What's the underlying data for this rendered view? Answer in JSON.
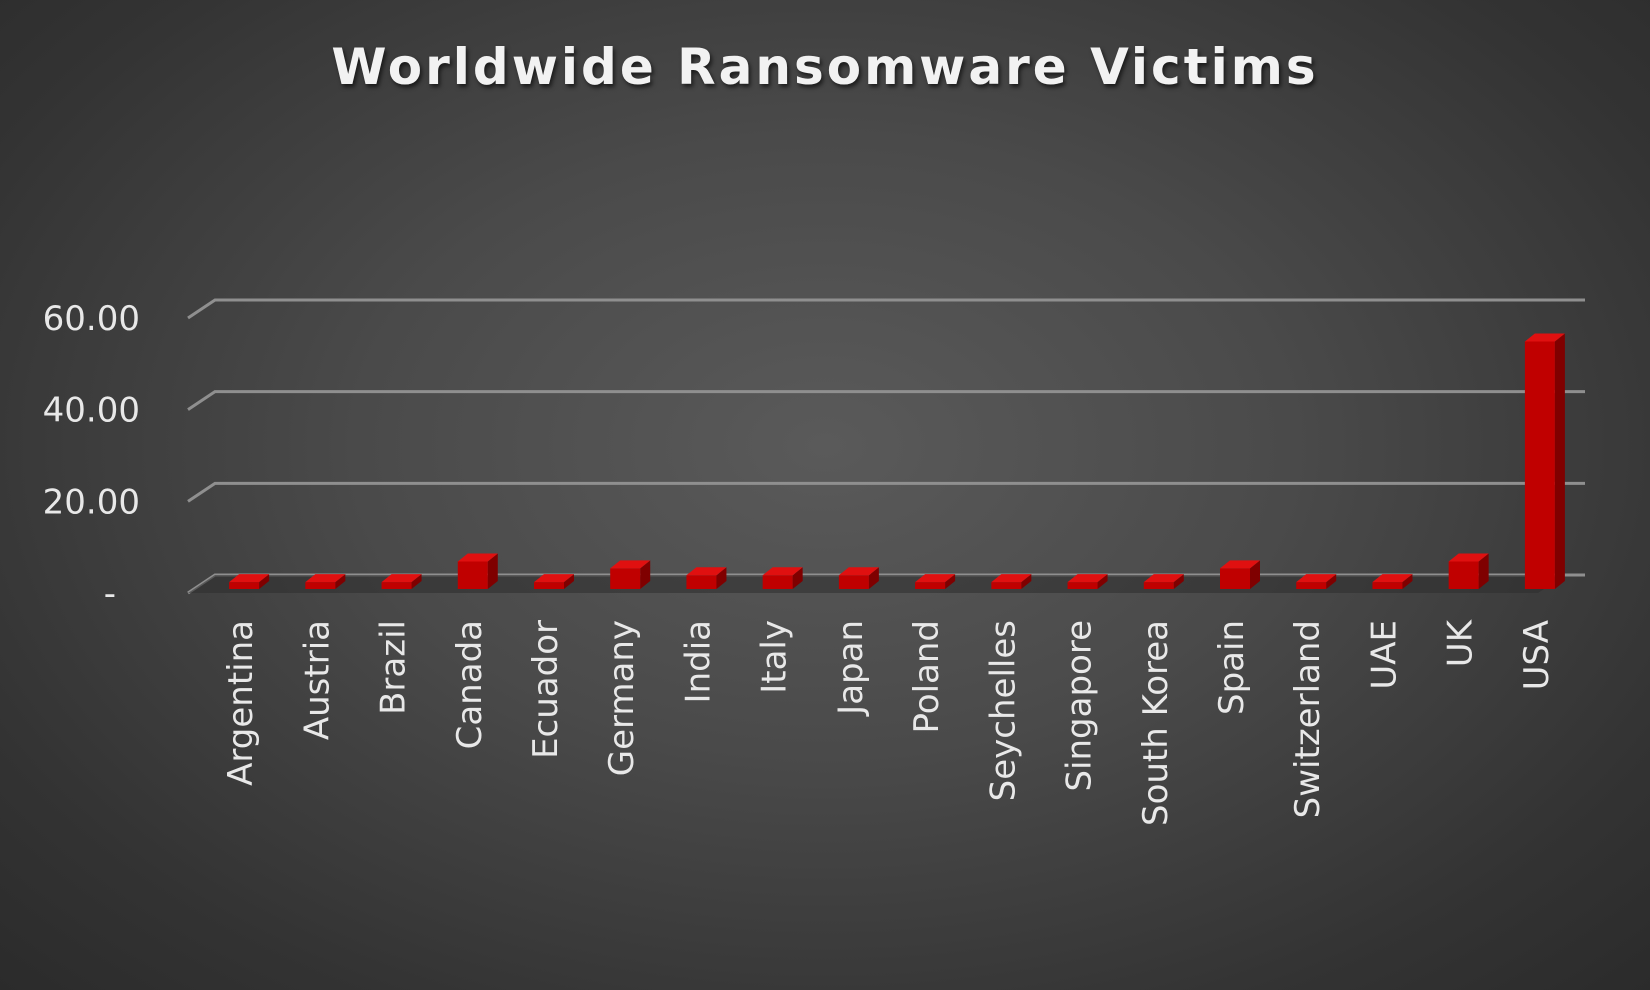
{
  "chart_data": {
    "type": "bar",
    "title": "Worldwide Ransomware Victims",
    "xlabel": "",
    "ylabel": "",
    "categories": [
      "Argentina",
      "Austria",
      "Brazil",
      "Canada",
      "Ecuador",
      "Germany",
      "India",
      "Italy",
      "Japan",
      "Poland",
      "Seychelles",
      "Singapore",
      "South Korea",
      "Spain",
      "Switzerland",
      "UAE",
      "UK",
      "USA"
    ],
    "values": [
      1.5,
      1.5,
      1.5,
      6.0,
      1.5,
      4.5,
      3.0,
      3.0,
      3.0,
      1.5,
      1.5,
      1.5,
      1.5,
      4.5,
      1.5,
      1.5,
      6.0,
      54.0
    ],
    "ylim": [
      0,
      60
    ],
    "yticks": [
      {
        "value": 0,
        "label": "-"
      },
      {
        "value": 20,
        "label": "20.00"
      },
      {
        "value": 40,
        "label": "40.00"
      },
      {
        "value": 60,
        "label": "60.00"
      }
    ],
    "grid": true,
    "legend": "none",
    "style": "3d-column"
  },
  "colors": {
    "bar_front": "#c00000",
    "bar_side": "#7f0000",
    "bar_top": "#e01010",
    "gridline": "#8f8f8f",
    "text": "#e8e8e8"
  }
}
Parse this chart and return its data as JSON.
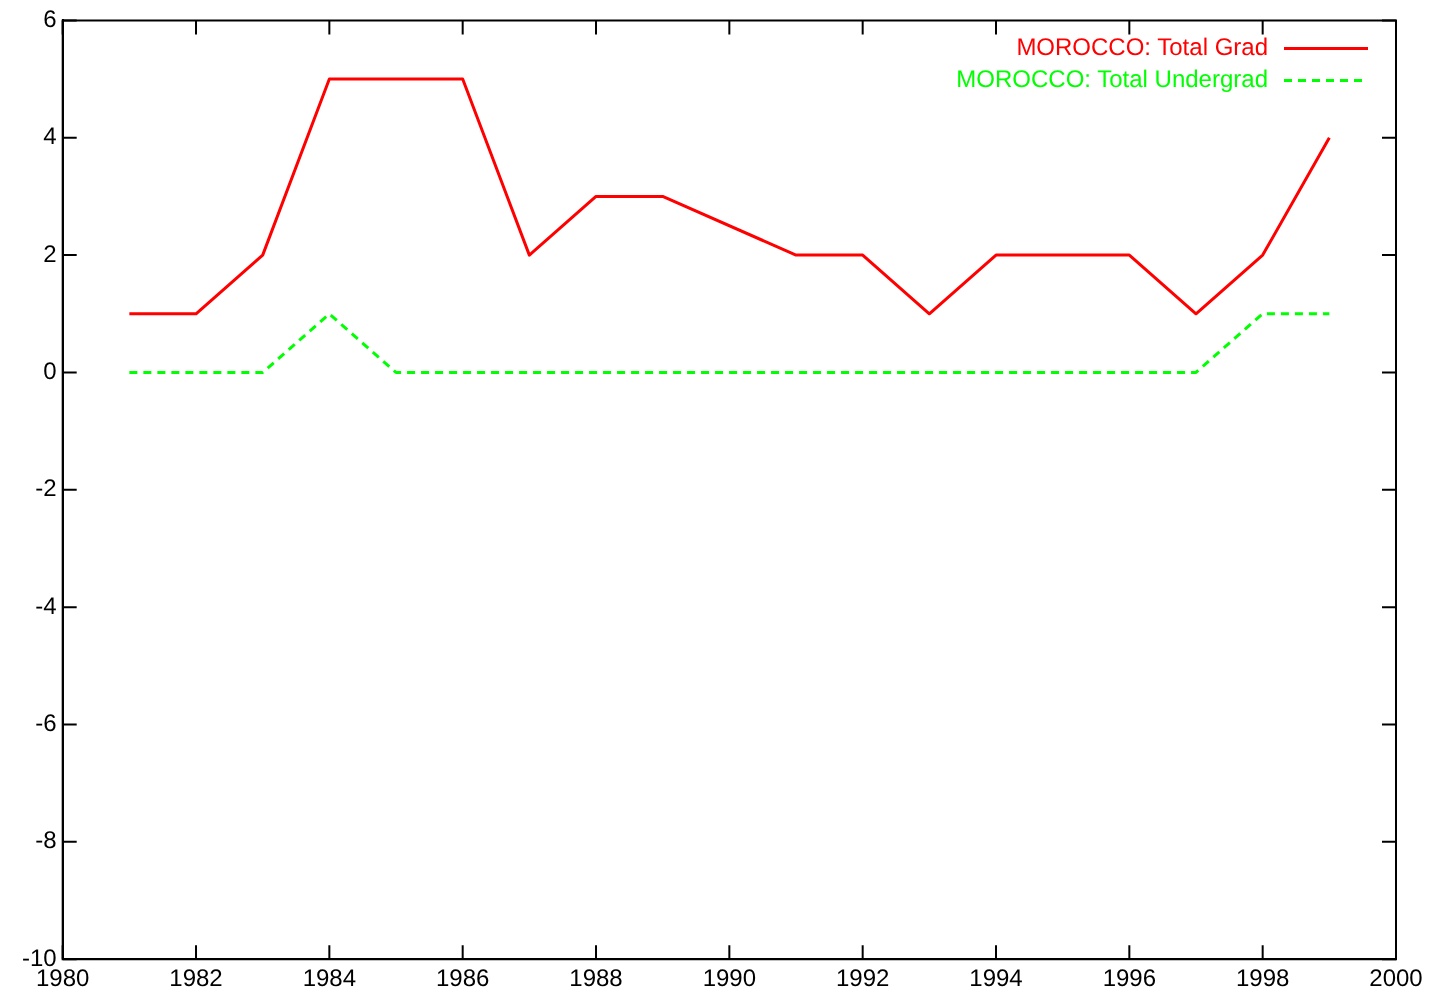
{
  "chart_data": {
    "type": "line",
    "xlim": [
      1980,
      2000
    ],
    "xticks": [
      1980,
      1982,
      1984,
      1986,
      1988,
      1990,
      1992,
      1994,
      1996,
      1998,
      2000
    ],
    "ylim": [
      -10,
      6
    ],
    "yticks": [
      -10,
      -8,
      -6,
      -4,
      -2,
      0,
      2,
      4,
      6
    ],
    "grid": false,
    "legend": "top right",
    "marker": "none",
    "series": [
      {
        "name": "MOROCCO: Total Grad",
        "color": "#ff0000",
        "line_style": "solid",
        "x": [
          1981,
          1982,
          1983,
          1984,
          1985,
          1986,
          1987,
          1988,
          1989,
          1991,
          1992,
          1993,
          1994,
          1995,
          1996,
          1997,
          1998,
          1999
        ],
        "values": [
          1,
          1,
          2,
          5,
          5,
          5,
          2,
          3,
          3,
          2,
          2,
          1,
          2,
          2,
          2,
          1,
          2,
          4
        ]
      },
      {
        "name": "MOROCCO: Total Undergrad",
        "color": "#00ff00",
        "line_style": "dashed",
        "x": [
          1981,
          1982,
          1983,
          1984,
          1985,
          1986,
          1987,
          1988,
          1989,
          1990,
          1991,
          1992,
          1993,
          1994,
          1995,
          1996,
          1997,
          1998,
          1999
        ],
        "values": [
          0,
          0,
          0,
          1,
          0,
          0,
          0,
          0,
          0,
          0,
          0,
          0,
          0,
          0,
          0,
          0,
          0,
          1,
          1
        ]
      }
    ]
  }
}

▶ **YOUR OBJECTIVE**:
Tell how many lines of the material above hold "Total", answering with a bare number.

▶ **RESULT**:
2